[DATASET RECORDS start]

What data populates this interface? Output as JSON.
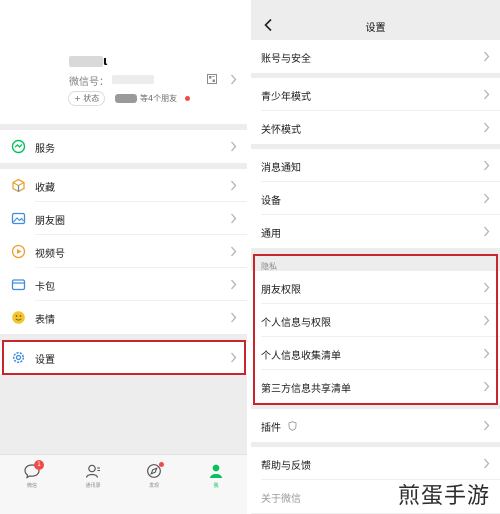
{
  "profile": {
    "name_suffix": "ι",
    "wechat_id_label": "微信号：",
    "status_label": "+ 状态",
    "friends_text": "等4个朋友"
  },
  "me_menu": {
    "services": "服务",
    "favorites": "收藏",
    "moments": "朋友圈",
    "channels": "视频号",
    "cards": "卡包",
    "stickers": "表情",
    "settings": "设置"
  },
  "tabbar": {
    "chats": "微信",
    "chats_badge": "1",
    "contacts": "通讯录",
    "discover": "发现",
    "me": "我"
  },
  "settings": {
    "title": "设置",
    "account_security": "账号与安全",
    "teen_mode": "青少年模式",
    "care_mode": "关怀模式",
    "notifications": "消息通知",
    "devices": "设备",
    "general": "通用",
    "privacy_header": "隐私",
    "friend_permissions": "朋友权限",
    "personal_info_permissions": "个人信息与权限",
    "personal_info_collection": "个人信息收集清单",
    "third_party_sharing": "第三方信息共享清单",
    "plugins": "插件",
    "help_feedback": "帮助与反馈",
    "about": "关于微信"
  },
  "watermark": "煎蛋手游",
  "colors": {
    "highlight_border": "#c9252c",
    "wechat_green": "#07c160",
    "badge_red": "#f04a4a"
  },
  "icons": [
    "qr-code-icon",
    "services-icon",
    "favorites-icon",
    "moments-icon",
    "channels-icon",
    "cards-icon",
    "stickers-icon",
    "gear-icon",
    "chat-icon",
    "contacts-icon",
    "discover-icon",
    "me-icon",
    "back-icon",
    "shield-icon",
    "chevron-right-icon"
  ]
}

[DATASET RECORDS end]

● PROBLEM TO SOLVE: Print the records above exactly as they stand, but leave out the pictures.

● TASK ANSWER:
What data populates this interface? Output as JSON.
{
  "profile": {
    "name_suffix": "ι",
    "wechat_id_label": "微信号：",
    "status_label": "+ 状态",
    "friends_text": "等4个朋友"
  },
  "me_menu": {
    "services": "服务",
    "favorites": "收藏",
    "moments": "朋友圈",
    "channels": "视频号",
    "cards": "卡包",
    "stickers": "表情",
    "settings": "设置"
  },
  "tabbar": {
    "chats": "微信",
    "chats_badge": "1",
    "contacts": "通讯录",
    "discover": "发现",
    "me": "我"
  },
  "settings": {
    "title": "设置",
    "account_security": "账号与安全",
    "teen_mode": "青少年模式",
    "care_mode": "关怀模式",
    "notifications": "消息通知",
    "devices": "设备",
    "general": "通用",
    "privacy_header": "隐私",
    "friend_permissions": "朋友权限",
    "personal_info_permissions": "个人信息与权限",
    "personal_info_collection": "个人信息收集清单",
    "third_party_sharing": "第三方信息共享清单",
    "plugins": "插件",
    "help_feedback": "帮助与反馈",
    "about": "关于微信"
  },
  "watermark": "煎蛋手游",
  "colors": {
    "highlight_border": "#c9252c",
    "wechat_green": "#07c160",
    "badge_red": "#f04a4a"
  },
  "icons": [
    "qr-code-icon",
    "services-icon",
    "favorites-icon",
    "moments-icon",
    "channels-icon",
    "cards-icon",
    "stickers-icon",
    "gear-icon",
    "chat-icon",
    "contacts-icon",
    "discover-icon",
    "me-icon",
    "back-icon",
    "shield-icon",
    "chevron-right-icon"
  ]
}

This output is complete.